(Data items)
......

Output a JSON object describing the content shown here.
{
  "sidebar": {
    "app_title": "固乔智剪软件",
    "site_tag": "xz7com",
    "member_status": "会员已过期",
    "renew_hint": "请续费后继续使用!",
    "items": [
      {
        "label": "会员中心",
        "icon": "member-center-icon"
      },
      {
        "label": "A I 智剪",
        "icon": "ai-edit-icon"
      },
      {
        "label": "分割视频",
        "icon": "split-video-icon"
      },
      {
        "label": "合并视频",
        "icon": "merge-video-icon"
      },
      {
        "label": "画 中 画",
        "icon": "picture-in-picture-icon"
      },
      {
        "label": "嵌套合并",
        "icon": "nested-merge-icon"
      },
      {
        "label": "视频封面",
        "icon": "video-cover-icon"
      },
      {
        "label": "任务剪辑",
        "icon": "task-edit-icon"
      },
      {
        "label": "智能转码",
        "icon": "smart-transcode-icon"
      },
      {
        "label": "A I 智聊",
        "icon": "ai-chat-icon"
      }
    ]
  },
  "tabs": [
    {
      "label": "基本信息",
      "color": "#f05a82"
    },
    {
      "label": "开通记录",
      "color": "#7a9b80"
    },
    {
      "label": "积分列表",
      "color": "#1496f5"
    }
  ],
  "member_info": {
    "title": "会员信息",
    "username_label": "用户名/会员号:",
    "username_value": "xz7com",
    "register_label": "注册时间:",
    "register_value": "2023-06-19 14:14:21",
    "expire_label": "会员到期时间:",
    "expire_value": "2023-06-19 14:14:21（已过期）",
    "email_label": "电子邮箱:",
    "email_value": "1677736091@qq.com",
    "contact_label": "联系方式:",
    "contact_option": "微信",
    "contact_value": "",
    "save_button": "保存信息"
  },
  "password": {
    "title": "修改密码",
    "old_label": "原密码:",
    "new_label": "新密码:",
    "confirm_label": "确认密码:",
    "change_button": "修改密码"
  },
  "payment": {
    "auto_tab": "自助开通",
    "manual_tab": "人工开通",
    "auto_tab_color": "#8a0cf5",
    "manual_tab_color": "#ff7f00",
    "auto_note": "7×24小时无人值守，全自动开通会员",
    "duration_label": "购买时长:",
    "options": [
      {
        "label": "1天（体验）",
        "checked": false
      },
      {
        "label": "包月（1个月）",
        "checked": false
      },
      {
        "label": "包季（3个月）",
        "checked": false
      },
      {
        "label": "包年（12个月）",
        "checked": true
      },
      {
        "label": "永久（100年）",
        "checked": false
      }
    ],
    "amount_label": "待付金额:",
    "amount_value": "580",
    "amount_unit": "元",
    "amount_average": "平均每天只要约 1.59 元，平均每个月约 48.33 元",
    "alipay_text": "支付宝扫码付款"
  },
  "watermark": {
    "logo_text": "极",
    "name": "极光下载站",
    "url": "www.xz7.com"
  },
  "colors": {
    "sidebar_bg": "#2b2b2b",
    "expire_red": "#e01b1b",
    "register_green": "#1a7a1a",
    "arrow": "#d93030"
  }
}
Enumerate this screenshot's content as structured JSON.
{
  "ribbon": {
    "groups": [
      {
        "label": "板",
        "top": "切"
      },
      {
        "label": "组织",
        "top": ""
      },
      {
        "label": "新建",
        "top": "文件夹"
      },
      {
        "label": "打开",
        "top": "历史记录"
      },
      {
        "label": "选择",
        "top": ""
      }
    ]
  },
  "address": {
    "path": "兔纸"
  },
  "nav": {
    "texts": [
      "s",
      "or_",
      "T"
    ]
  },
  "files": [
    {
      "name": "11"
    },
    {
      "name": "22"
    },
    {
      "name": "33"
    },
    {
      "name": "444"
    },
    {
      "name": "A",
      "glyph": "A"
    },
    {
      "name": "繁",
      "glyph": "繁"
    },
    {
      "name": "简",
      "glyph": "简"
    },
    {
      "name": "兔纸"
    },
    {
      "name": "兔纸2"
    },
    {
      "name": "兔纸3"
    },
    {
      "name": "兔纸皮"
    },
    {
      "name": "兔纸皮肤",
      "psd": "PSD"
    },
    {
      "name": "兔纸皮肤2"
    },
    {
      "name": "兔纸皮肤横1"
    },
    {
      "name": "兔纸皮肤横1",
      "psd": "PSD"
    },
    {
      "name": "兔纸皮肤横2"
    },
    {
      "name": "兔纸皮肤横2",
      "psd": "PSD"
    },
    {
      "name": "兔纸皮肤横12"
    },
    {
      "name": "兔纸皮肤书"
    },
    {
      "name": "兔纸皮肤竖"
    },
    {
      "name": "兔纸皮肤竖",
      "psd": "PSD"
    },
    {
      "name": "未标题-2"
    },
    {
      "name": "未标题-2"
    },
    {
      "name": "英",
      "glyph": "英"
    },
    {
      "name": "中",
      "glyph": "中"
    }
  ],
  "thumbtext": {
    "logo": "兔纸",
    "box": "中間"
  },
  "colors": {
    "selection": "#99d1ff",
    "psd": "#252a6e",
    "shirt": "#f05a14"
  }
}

......

Set all of the records down again, exactly as they stand.

Output a JSON object describing the content shown here.
{
  "sidebar": {
    "app_title": "固乔智剪软件",
    "site_tag": "xz7com",
    "member_status": "会员已过期",
    "renew_hint": "请续费后继续使用!",
    "items": [
      {
        "label": "会员中心",
        "icon": "member-center-icon"
      },
      {
        "label": "A I 智剪",
        "icon": "ai-edit-icon"
      },
      {
        "label": "分割视频",
        "icon": "split-video-icon"
      },
      {
        "label": "合并视频",
        "icon": "merge-video-icon"
      },
      {
        "label": "画 中 画",
        "icon": "picture-in-picture-icon"
      },
      {
        "label": "嵌套合并",
        "icon": "nested-merge-icon"
      },
      {
        "label": "视频封面",
        "icon": "video-cover-icon"
      },
      {
        "label": "任务剪辑",
        "icon": "task-edit-icon"
      },
      {
        "label": "智能转码",
        "icon": "smart-transcode-icon"
      },
      {
        "label": "A I 智聊",
        "icon": "ai-chat-icon"
      }
    ]
  },
  "tabs": [
    {
      "label": "基本信息",
      "color": "#f05a82"
    },
    {
      "label": "开通记录",
      "color": "#7a9b80"
    },
    {
      "label": "积分列表",
      "color": "#1496f5"
    }
  ],
  "member_info": {
    "title": "会员信息",
    "username_label": "用户名/会员号:",
    "username_value": "xz7com",
    "register_label": "注册时间:",
    "register_value": "2023-06-19 14:14:21",
    "expire_label": "会员到期时间:",
    "expire_value": "2023-06-19 14:14:21（已过期）",
    "email_label": "电子邮箱:",
    "email_value": "1677736091@qq.com",
    "contact_label": "联系方式:",
    "contact_option": "微信",
    "contact_value": "",
    "save_button": "保存信息"
  },
  "password": {
    "title": "修改密码",
    "old_label": "原密码:",
    "new_label": "新密码:",
    "confirm_label": "确认密码:",
    "change_button": "修改密码"
  },
  "payment": {
    "auto_tab": "自助开通",
    "manual_tab": "人工开通",
    "auto_tab_color": "#8a0cf5",
    "manual_tab_color": "#ff7f00",
    "auto_note": "7×24小时无人值守，全自动开通会员",
    "duration_label": "购买时长:",
    "options": [
      {
        "label": "1天（体验）",
        "checked": false
      },
      {
        "label": "包月（1个月）",
        "checked": false
      },
      {
        "label": "包季（3个月）",
        "checked": false
      },
      {
        "label": "包年（12个月）",
        "checked": true
      },
      {
        "label": "永久（100年）",
        "checked": false
      }
    ],
    "amount_label": "待付金额:",
    "amount_value": "580",
    "amount_unit": "元",
    "amount_average": "平均每天只要约 1.59 元，平均每个月约 48.33 元",
    "alipay_text": "支付宝扫码付款"
  },
  "watermark": {
    "logo_text": "极",
    "name": "极光下载站",
    "url": "www.xz7.com"
  },
  "colors": {
    "sidebar_bg": "#2b2b2b",
    "expire_red": "#e01b1b",
    "register_green": "#1a7a1a",
    "arrow": "#d93030"
  }
}
Enumerate this screenshot's content as structured JSON.
{
  "ribbon": {
    "groups": [
      {
        "label": "板",
        "top": "切"
      },
      {
        "label": "组织",
        "top": ""
      },
      {
        "label": "新建",
        "top": "文件夹"
      },
      {
        "label": "打开",
        "top": "历史记录"
      },
      {
        "label": "选择",
        "top": ""
      }
    ]
  },
  "address": {
    "path": "兔纸"
  },
  "nav": {
    "texts": [
      "s",
      "or_",
      "T"
    ]
  },
  "files": [
    {
      "name": "11"
    },
    {
      "name": "22"
    },
    {
      "name": "33"
    },
    {
      "name": "444"
    },
    {
      "name": "A",
      "glyph": "A"
    },
    {
      "name": "繁",
      "glyph": "繁"
    },
    {
      "name": "简",
      "glyph": "简"
    },
    {
      "name": "兔纸"
    },
    {
      "name": "兔纸2"
    },
    {
      "name": "兔纸3"
    },
    {
      "name": "兔纸皮"
    },
    {
      "name": "兔纸皮肤",
      "psd": "PSD"
    },
    {
      "name": "兔纸皮肤2"
    },
    {
      "name": "兔纸皮肤横1"
    },
    {
      "name": "兔纸皮肤横1",
      "psd": "PSD"
    },
    {
      "name": "兔纸皮肤横2"
    },
    {
      "name": "兔纸皮肤横2",
      "psd": "PSD"
    },
    {
      "name": "兔纸皮肤横12"
    },
    {
      "name": "兔纸皮肤书"
    },
    {
      "name": "兔纸皮肤竖"
    },
    {
      "name": "兔纸皮肤竖",
      "psd": "PSD"
    },
    {
      "name": "未标题-2"
    },
    {
      "name": "未标题-2"
    },
    {
      "name": "英",
      "glyph": "英"
    },
    {
      "name": "中",
      "glyph": "中"
    }
  ],
  "thumbtext": {
    "logo": "兔纸",
    "box": "中間"
  },
  "colors": {
    "selection": "#99d1ff",
    "psd": "#252a6e",
    "shirt": "#f05a14"
  }
}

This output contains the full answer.